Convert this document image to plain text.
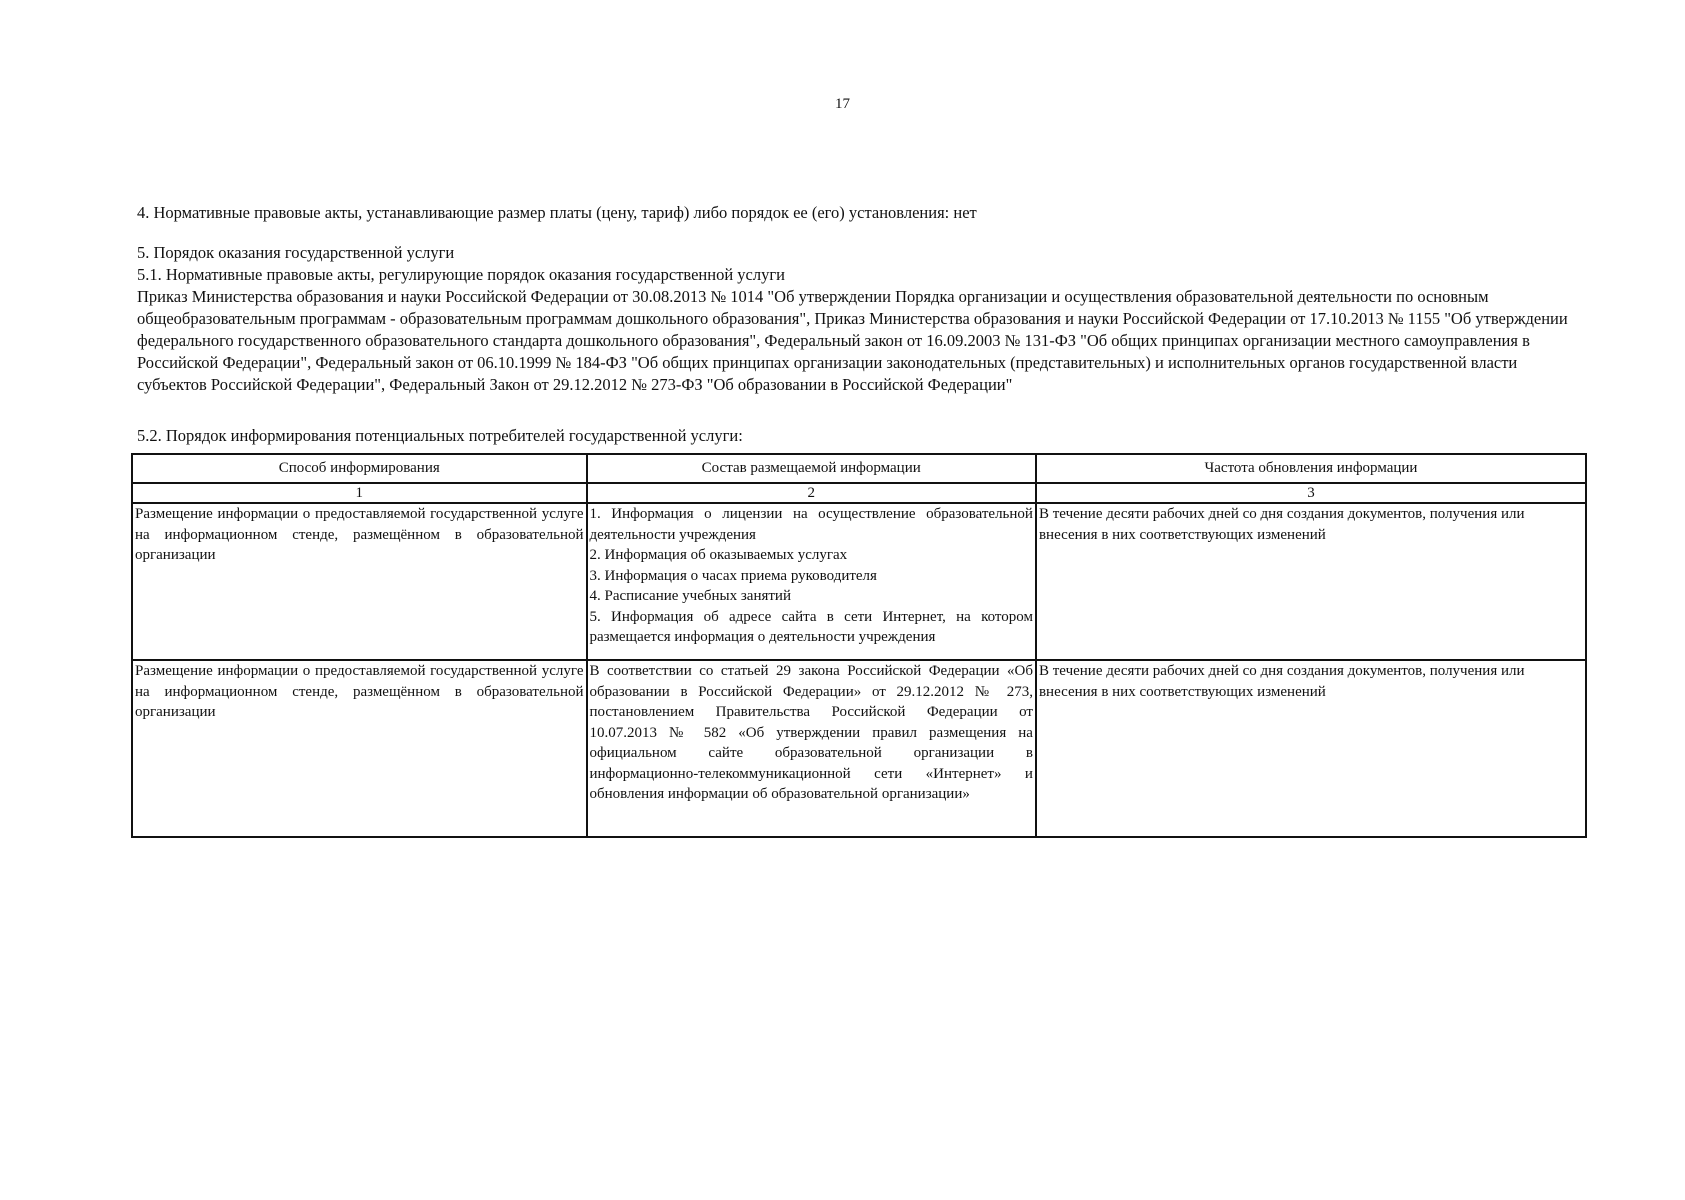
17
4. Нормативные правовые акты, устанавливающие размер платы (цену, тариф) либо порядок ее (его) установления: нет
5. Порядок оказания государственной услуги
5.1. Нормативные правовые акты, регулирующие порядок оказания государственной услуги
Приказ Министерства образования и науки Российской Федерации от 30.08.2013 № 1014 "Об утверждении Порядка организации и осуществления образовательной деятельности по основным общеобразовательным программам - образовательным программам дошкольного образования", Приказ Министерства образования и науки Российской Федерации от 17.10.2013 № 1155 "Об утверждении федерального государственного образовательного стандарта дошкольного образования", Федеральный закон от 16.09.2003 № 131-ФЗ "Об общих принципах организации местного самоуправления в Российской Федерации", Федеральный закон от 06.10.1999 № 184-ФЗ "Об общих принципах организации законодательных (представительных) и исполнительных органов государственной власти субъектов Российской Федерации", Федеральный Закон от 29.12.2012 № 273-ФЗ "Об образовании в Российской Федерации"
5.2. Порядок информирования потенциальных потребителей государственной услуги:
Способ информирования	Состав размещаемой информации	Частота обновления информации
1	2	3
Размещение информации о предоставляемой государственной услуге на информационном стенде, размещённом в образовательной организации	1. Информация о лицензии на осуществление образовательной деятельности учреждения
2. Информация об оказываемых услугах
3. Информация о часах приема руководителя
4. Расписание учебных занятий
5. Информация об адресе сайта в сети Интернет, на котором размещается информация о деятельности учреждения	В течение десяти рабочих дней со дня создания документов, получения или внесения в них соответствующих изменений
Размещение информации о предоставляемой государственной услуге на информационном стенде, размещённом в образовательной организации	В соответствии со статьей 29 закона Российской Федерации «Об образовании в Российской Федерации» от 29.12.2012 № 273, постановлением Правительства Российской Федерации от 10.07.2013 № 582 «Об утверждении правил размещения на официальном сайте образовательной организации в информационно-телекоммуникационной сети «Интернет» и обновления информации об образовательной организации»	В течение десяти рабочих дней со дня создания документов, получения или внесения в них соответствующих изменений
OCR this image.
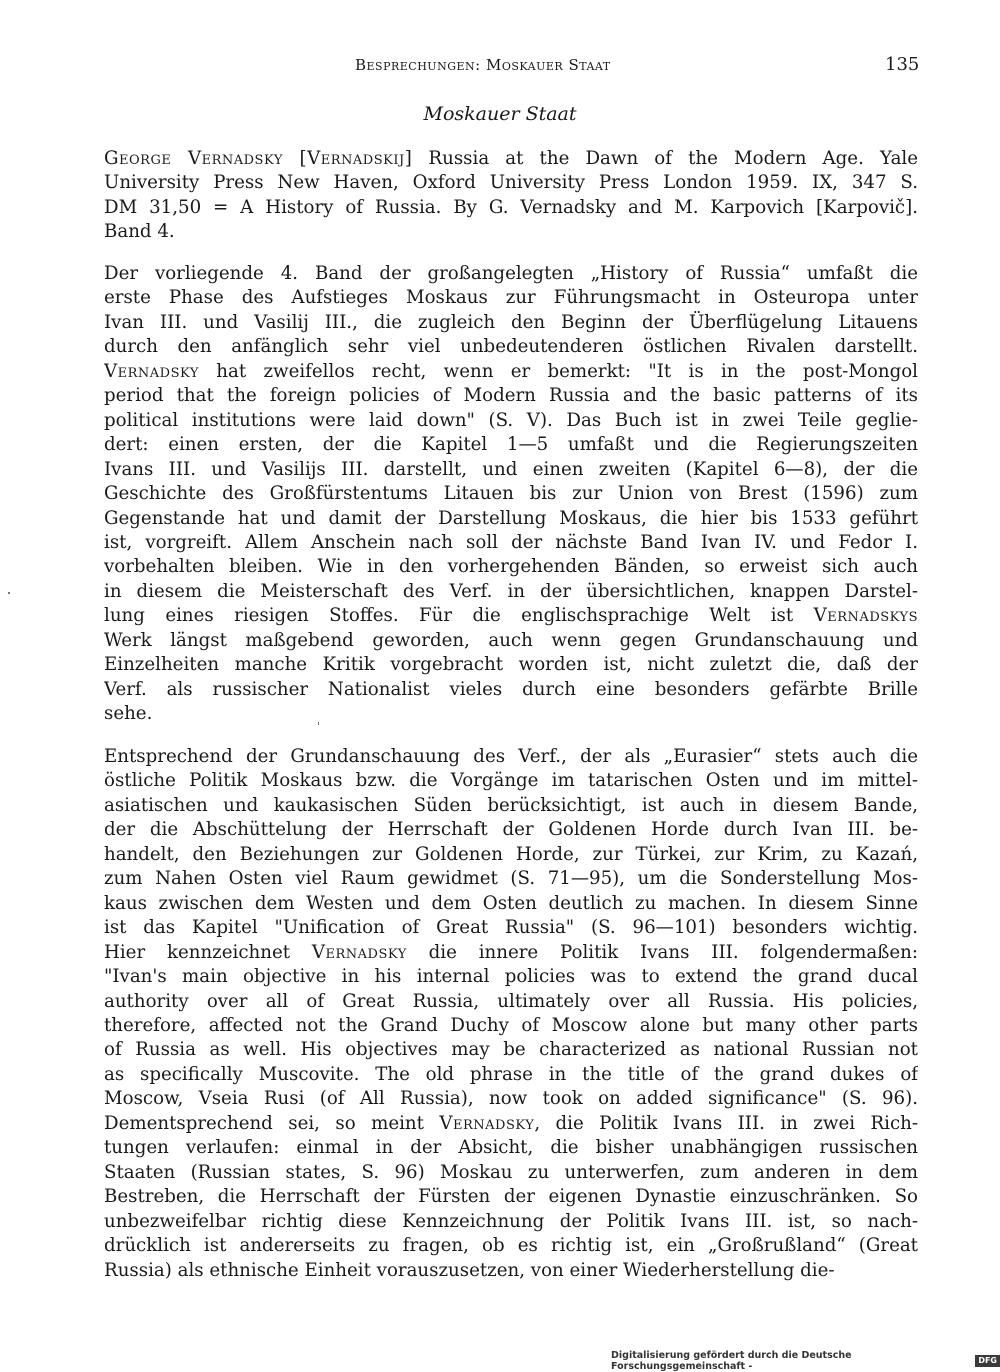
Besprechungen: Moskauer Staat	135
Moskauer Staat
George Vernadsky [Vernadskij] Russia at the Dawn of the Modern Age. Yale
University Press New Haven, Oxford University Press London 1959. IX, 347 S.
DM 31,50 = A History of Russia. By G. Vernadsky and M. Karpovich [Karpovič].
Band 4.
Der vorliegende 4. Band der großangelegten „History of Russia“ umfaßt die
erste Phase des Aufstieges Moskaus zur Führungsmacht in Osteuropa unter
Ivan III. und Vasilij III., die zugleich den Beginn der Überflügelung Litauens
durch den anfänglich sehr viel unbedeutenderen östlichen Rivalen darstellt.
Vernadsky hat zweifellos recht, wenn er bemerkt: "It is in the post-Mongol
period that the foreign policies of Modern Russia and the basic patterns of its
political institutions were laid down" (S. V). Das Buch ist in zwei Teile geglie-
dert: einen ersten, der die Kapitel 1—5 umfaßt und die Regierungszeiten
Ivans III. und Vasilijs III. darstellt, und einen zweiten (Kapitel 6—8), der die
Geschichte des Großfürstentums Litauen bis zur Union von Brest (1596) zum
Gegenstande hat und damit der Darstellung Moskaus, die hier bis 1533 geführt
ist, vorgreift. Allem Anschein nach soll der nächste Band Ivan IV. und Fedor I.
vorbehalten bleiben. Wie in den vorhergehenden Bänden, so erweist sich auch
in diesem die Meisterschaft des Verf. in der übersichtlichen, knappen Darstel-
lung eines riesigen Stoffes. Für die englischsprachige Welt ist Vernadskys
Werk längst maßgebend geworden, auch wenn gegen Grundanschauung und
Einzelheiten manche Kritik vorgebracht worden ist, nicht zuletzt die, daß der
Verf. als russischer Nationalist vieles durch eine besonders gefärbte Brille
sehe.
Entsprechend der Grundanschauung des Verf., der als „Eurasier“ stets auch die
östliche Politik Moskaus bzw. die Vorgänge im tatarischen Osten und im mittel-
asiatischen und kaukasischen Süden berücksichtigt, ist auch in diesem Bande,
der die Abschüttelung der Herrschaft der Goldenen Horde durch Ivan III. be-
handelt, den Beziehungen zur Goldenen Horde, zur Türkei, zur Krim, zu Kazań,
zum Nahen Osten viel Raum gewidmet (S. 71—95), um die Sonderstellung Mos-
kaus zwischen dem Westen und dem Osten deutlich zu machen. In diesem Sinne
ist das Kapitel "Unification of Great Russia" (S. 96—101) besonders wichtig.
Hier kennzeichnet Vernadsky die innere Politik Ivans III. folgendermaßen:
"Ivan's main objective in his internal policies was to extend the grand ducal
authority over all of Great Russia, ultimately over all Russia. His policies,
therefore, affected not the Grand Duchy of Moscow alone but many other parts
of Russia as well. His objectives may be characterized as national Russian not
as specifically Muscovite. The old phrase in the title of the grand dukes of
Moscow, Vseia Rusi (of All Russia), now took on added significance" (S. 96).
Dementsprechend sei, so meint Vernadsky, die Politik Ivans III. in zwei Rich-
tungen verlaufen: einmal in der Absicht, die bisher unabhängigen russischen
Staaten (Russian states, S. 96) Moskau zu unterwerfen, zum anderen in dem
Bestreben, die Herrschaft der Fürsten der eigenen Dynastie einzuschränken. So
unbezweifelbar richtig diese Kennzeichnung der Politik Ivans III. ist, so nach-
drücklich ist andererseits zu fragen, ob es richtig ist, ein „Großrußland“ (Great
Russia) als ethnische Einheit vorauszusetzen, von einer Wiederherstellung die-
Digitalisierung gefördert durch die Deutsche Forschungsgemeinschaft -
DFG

--

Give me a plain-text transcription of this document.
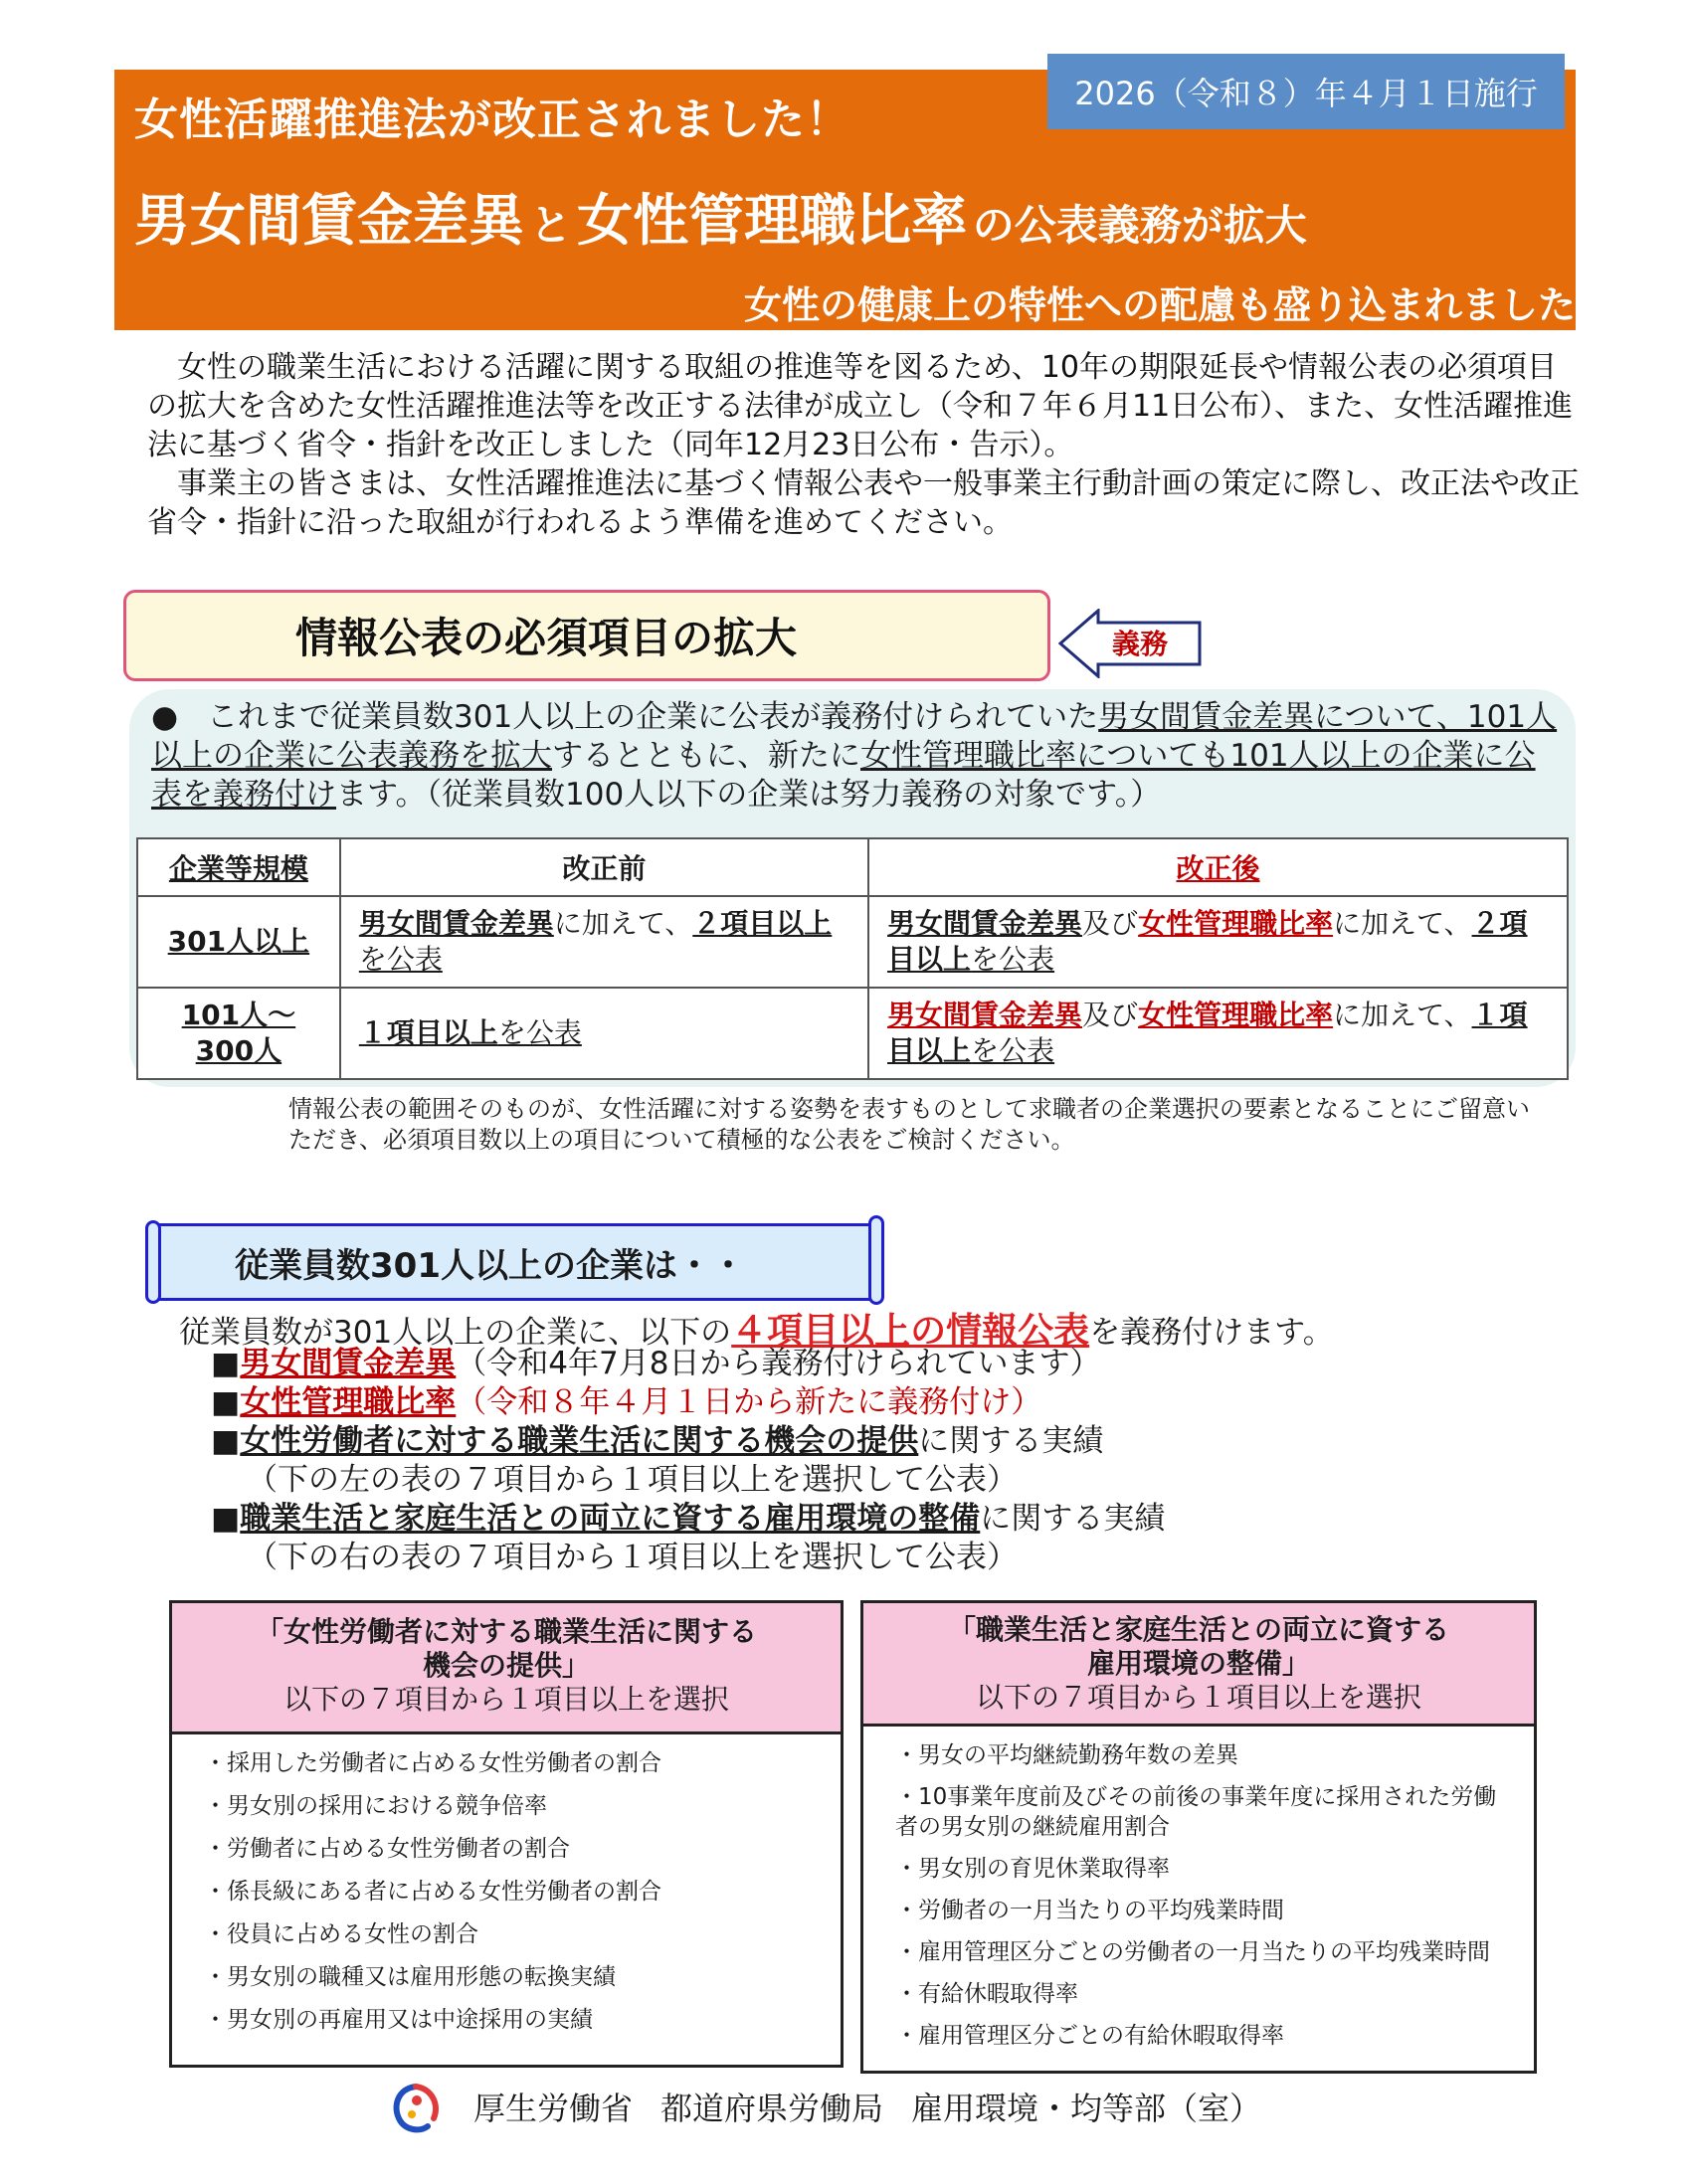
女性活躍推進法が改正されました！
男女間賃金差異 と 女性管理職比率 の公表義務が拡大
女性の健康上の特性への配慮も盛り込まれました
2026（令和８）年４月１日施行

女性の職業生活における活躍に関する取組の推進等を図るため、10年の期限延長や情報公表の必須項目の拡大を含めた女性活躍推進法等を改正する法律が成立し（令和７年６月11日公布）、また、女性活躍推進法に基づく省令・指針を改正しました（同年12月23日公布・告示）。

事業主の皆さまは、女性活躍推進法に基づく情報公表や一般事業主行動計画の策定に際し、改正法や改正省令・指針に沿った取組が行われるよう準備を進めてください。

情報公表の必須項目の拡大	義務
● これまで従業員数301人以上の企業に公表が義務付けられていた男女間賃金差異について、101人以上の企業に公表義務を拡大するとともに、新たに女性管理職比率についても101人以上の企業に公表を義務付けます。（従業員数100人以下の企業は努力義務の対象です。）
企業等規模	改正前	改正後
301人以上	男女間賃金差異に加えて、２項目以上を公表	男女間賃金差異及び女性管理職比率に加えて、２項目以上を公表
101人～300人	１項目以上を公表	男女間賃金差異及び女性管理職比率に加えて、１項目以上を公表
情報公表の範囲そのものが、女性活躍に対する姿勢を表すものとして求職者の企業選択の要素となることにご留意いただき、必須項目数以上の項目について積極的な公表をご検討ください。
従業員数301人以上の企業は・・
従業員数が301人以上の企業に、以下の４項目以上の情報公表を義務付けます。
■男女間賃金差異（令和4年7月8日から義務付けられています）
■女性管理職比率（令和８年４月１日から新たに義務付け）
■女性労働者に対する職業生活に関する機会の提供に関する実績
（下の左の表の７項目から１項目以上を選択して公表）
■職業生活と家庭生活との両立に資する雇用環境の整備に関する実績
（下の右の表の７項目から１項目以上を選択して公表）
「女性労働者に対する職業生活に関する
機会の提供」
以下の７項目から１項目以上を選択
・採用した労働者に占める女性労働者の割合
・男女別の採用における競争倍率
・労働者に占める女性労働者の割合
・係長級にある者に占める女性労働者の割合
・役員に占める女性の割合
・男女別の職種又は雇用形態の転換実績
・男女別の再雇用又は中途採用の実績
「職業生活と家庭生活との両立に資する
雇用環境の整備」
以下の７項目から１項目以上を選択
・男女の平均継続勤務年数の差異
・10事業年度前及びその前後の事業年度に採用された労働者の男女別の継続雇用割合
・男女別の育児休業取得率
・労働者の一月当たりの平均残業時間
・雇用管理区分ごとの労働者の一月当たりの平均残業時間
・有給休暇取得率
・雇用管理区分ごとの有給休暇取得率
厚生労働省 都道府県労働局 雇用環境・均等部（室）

> [DO THIS]
Count the lines of the material that include the word "Russian", then report only the total.

> [SOLUTION]
2